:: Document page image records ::

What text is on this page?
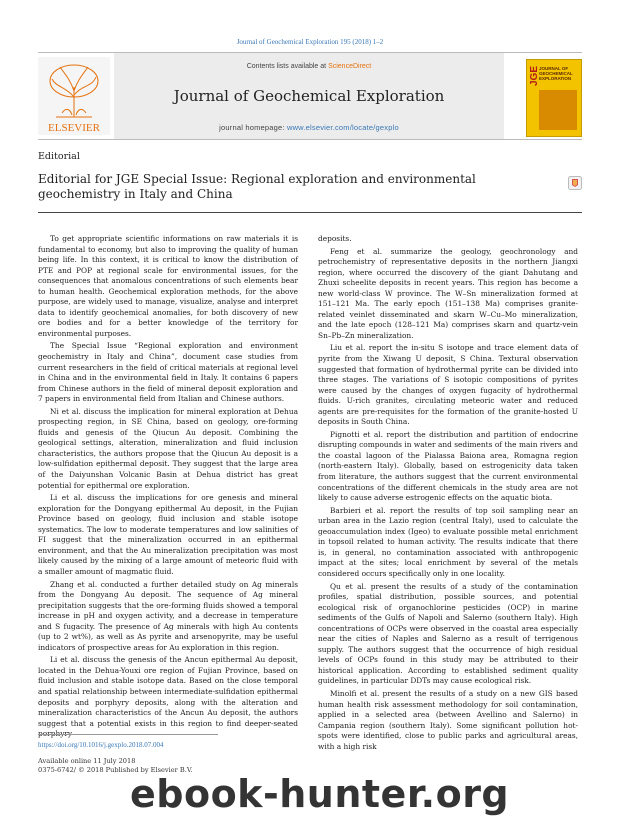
Journal of Geochemical Exploration 195 (2018) 1–2
ELSEVIER
Contents lists available at ScienceDirect
Journal of Geochemical Exploration
journal homepage: www.elsevier.com/locate/gexplo
JGE JOURNAL OF GEOCHEMICAL EXPLORATION
Editorial
Editorial for JGE Special Issue: Regional exploration and environmental geochemistry in Italy and China

To get appropriate scientific informations on raw materials it is fundamental to economy, but also to improving the quality of human being life. In this context, it is critical to know the distribution of PTE and POP at regional scale for environmental issues, for the consequences that anomalous concentrations of such elements bear to human health. Geochemical exploration methods, for the above purpose, are widely used to manage, visualize, analyse and interpret data to identify geochemical anomalies, for both discovery of new ore bodies and for a better knowledge of the territory for environmental purposes.

The Special Issue “Regional exploration and environment geochemistry in Italy and China”, document case studies from current researchers in the field of critical materials at regional level in China and in the environmental field in Italy. It contains 6 papers from Chinese authors in the field of mineral deposit exploration and 7 papers in environmental field from Italian and Chinese authors.

Ni et al. discuss the implication for mineral exploration at Dehua prospecting region, in SE China, based on geology, ore-forming fluids and genesis of the Qiucun Au deposit. Combining the geological settings, alteration, mineralization and fluid inclusion characteristics, the authors propose that the Qiucun Au deposit is a low-sulfidation epithermal deposit. They suggest that the large area of the Daiyunshan Volcanic Basin at Dehua district has great potential for epithermal ore exploration.

Li et al. discuss the implications for ore genesis and mineral exploration for the Dongyang epithermal Au deposit, in the Fujian Province based on geology, fluid inclusion and stable isotope systematics. The low to moderate temperatures and low salinities of FI suggest that the mineralization occurred in an epithermal environment, and that the Au mineralization precipitation was most likely caused by the mixing of a large amount of meteoric fluid with a smaller amount of magmatic fluid.

Zhang et al. conducted a further detailed study on Ag minerals from the Dongyang Au deposit. The sequence of Ag mineral precipitation suggests that the ore-forming fluids showed a temporal increase in pH and oxygen activity, and a decrease in temperature and S fugacity. The presence of Ag minerals with high Au contents (up to 2 wt%), as well as As pyrite and arsenopyrite, may be useful indicators of prospective areas for Au exploration in this region.

Li et al. discuss the genesis of the Ancun epithermal Au deposit, located in the Dehua-Youxi ore region of Fujian Province, based on fluid inclusion and stable isotope data. Based on the close temporal and spatial relationship between intermediate-sulfidation epithermal deposits and porphyry deposits, along with the alteration and mineralization characteristics of the Ancun Au deposit, the authors suggest that a potential exists in this region to find deeper-seated porphyry

deposits.

Feng et al. summarize the geology, geochronology and petrochemistry of representative deposits in the northern Jiangxi region, where occurred the discovery of the giant Dahutang and Zhuxi scheelite deposits in recent years. This region has become a new world-class W province. The W–Sn mineralization formed at 151–121 Ma. The early epoch (151–138 Ma) comprises granite-related veinlet disseminated and skarn W–Cu–Mo mineralization, and the late epoch (128–121 Ma) comprises skarn and quartz-vein Sn–Pb–Zn mineralization.

Liu et al. report the in-situ S isotope and trace element data of pyrite from the Xiwang U deposit, S China. Textural observation suggested that formation of hydrothermal pyrite can be divided into three stages. The variations of S isotopic compositions of pyrites were caused by the changes of oxygen fugacity of hydrothermal fluids. U-rich granites, circulating meteoric water and reduced agents are pre-requisites for the formation of the granite-hosted U deposits in South China.

Pignotti et al. report the distribution and partition of endocrine disrupting compounds in water and sediments of the main rivers and the coastal lagoon of the Pialassa Baiona area, Romagna region (north-eastern Italy). Globally, based on estrogenicity data taken from literature, the authors suggest that the current environmental concentrations of the different chemicals in the study area are not likely to cause adverse estrogenic effects on the aquatic biota.

Barbieri et al. report the results of top soil sampling near an urban area in the Lazio region (central Italy), used to calculate the geoaccumulation index (Igeo) to evaluate possible metal enrichment in topsoil related to human activity. The results indicate that there is, in general, no contamination associated with anthropogenic impact at the sites; local enrichment by several of the metals considered occurs specifically only in one locality.

Qu et al. present the results of a study of the contamination profiles, spatial distribution, possible sources, and potential ecological risk of organochlorine pesticides (OCP) in marine sediments of the Gulfs of Napoli and Salerno (southern Italy). High concentrations of OCPs were observed in the coastal area especially near the cities of Naples and Salerno as a result of terrigenous supply. The authors suggest that the occurrence of high residual levels of OCPs found in this study may be attributed to their historical application. According to established sediment quality guidelines, in particular DDTs may cause ecological risk.

Minolfi et al. present the results of a study on a new GIS based human health risk assessment methodology for soil contamination, applied in a selected area (between Avellino and Salerno) in Campania region (southern Italy). Some significant pollution hot-spots were identified, close to public parks and agricultural areas, with a high risk

https://doi.org/10.1016/j.gexplo.2018.07.004
Available online 11 July 2018
0375-6742/ © 2018 Published by Elsevier B.V.
ebook-hunter.org
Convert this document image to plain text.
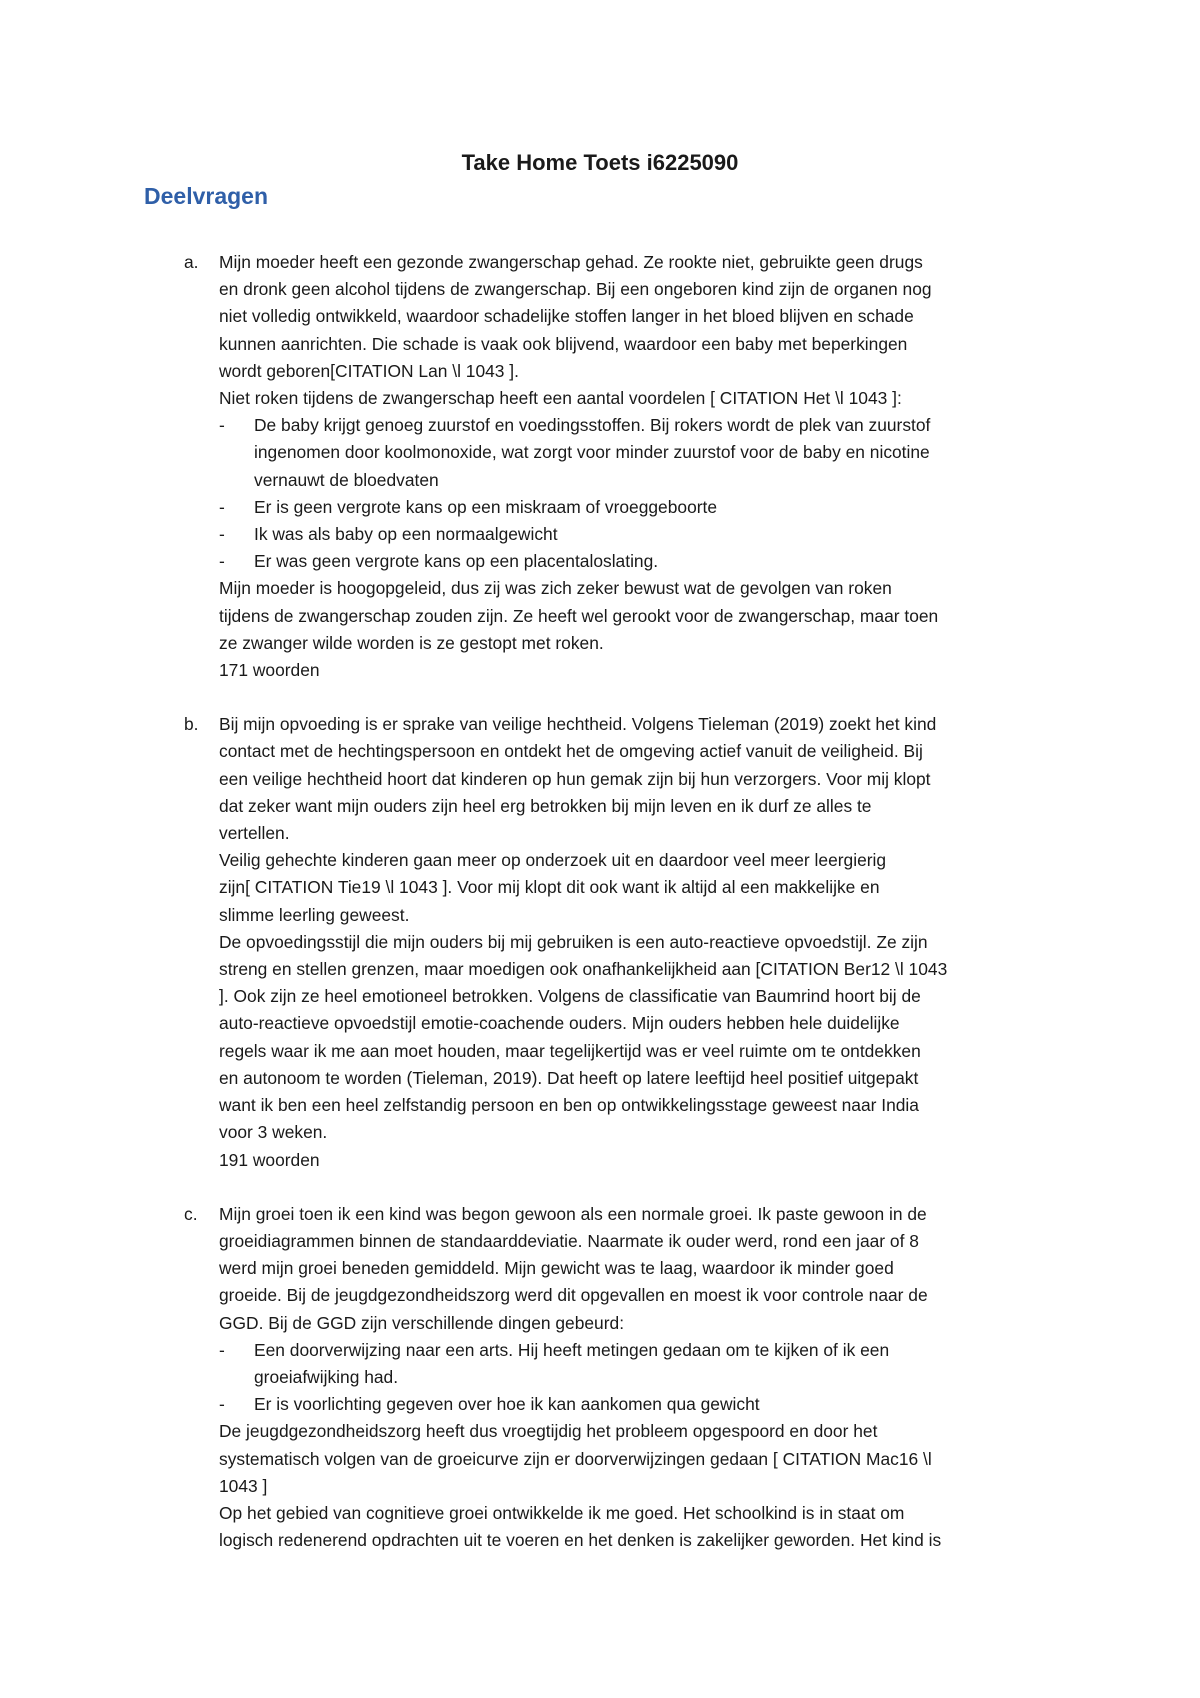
Take Home Toets i6225090
Deelvragen
a. Mijn moeder heeft een gezonde zwangerschap gehad. Ze rookte niet, gebruikte geen drugs
en dronk geen alcohol tijdens de zwangerschap. Bij een ongeboren kind zijn de organen nog
niet volledig ontwikkeld, waardoor schadelijke stoffen langer in het bloed blijven en schade
kunnen aanrichten. Die schade is vaak ook blijvend, waardoor een baby met beperkingen
wordt geboren[CITATION Lan \l 1043 ].
Niet roken tijdens de zwangerschap heeft een aantal voordelen [ CITATION Het \l 1043 ]:
- De baby krijgt genoeg zuurstof en voedingsstoffen. Bij rokers wordt de plek van zuurstof
ingenomen door koolmonoxide, wat zorgt voor minder zuurstof voor de baby en nicotine
vernauwt de bloedvaten
- Er is geen vergrote kans op een miskraam of vroeggeboorte
- Ik was als baby op een normaalgewicht
- Er was geen vergrote kans op een placentaloslating.
Mijn moeder is hoogopgeleid, dus zij was zich zeker bewust wat de gevolgen van roken
tijdens de zwangerschap zouden zijn. Ze heeft wel gerookt voor de zwangerschap, maar toen
ze zwanger wilde worden is ze gestopt met roken.
171 woorden
b. Bij mijn opvoeding is er sprake van veilige hechtheid. Volgens Tieleman (2019) zoekt het kind
contact met de hechtingspersoon en ontdekt het de omgeving actief vanuit de veiligheid. Bij
een veilige hechtheid hoort dat kinderen op hun gemak zijn bij hun verzorgers. Voor mij klopt
dat zeker want mijn ouders zijn heel erg betrokken bij mijn leven en ik durf ze alles te
vertellen.
Veilig gehechte kinderen gaan meer op onderzoek uit en daardoor veel meer leergierig
zijn[ CITATION Tie19 \l 1043 ]. Voor mij klopt dit ook want ik altijd al een makkelijke en
slimme leerling geweest.
De opvoedingsstijl die mijn ouders bij mij gebruiken is een auto-reactieve opvoedstijl. Ze zijn
streng en stellen grenzen, maar moedigen ook onafhankelijkheid aan [CITATION Ber12 \l 1043
]. Ook zijn ze heel emotioneel betrokken. Volgens de classificatie van Baumrind hoort bij de
auto-reactieve opvoedstijl emotie-coachende ouders. Mijn ouders hebben hele duidelijke
regels waar ik me aan moet houden, maar tegelijkertijd was er veel ruimte om te ontdekken
en autonoom te worden (Tieleman, 2019). Dat heeft op latere leeftijd heel positief uitgepakt
want ik ben een heel zelfstandig persoon en ben op ontwikkelingsstage geweest naar India
voor 3 weken.
191 woorden
c. Mijn groei toen ik een kind was begon gewoon als een normale groei. Ik paste gewoon in de
groeidiagrammen binnen de standaarddeviatie. Naarmate ik ouder werd, rond een jaar of 8
werd mijn groei beneden gemiddeld. Mijn gewicht was te laag, waardoor ik minder goed
groeide. Bij de jeugdgezondheidszorg werd dit opgevallen en moest ik voor controle naar de
GGD. Bij de GGD zijn verschillende dingen gebeurd:
- Een doorverwijzing naar een arts. Hij heeft metingen gedaan om te kijken of ik een
groeiafwijking had.
- Er is voorlichting gegeven over hoe ik kan aankomen qua gewicht
De jeugdgezondheidszorg heeft dus vroegtijdig het probleem opgespoord en door het
systematisch volgen van de groeicurve zijn er doorverwijzingen gedaan [ CITATION Mac16 \l
1043 ]
Op het gebied van cognitieve groei ontwikkelde ik me goed. Het schoolkind is in staat om
logisch redenerend opdrachten uit te voeren en het denken is zakelijker geworden. Het kind is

:: Problem to solve ::
Reading through the records above, report each line in which the string "zeker" is found.

:: Response to the task ::
Mijn moeder is hoogopgeleid, dus zij was zich zeker bewust wat de gevolgen van roken
dat zeker want mijn ouders zijn heel erg betrokken bij mijn leven en ik durf ze alles te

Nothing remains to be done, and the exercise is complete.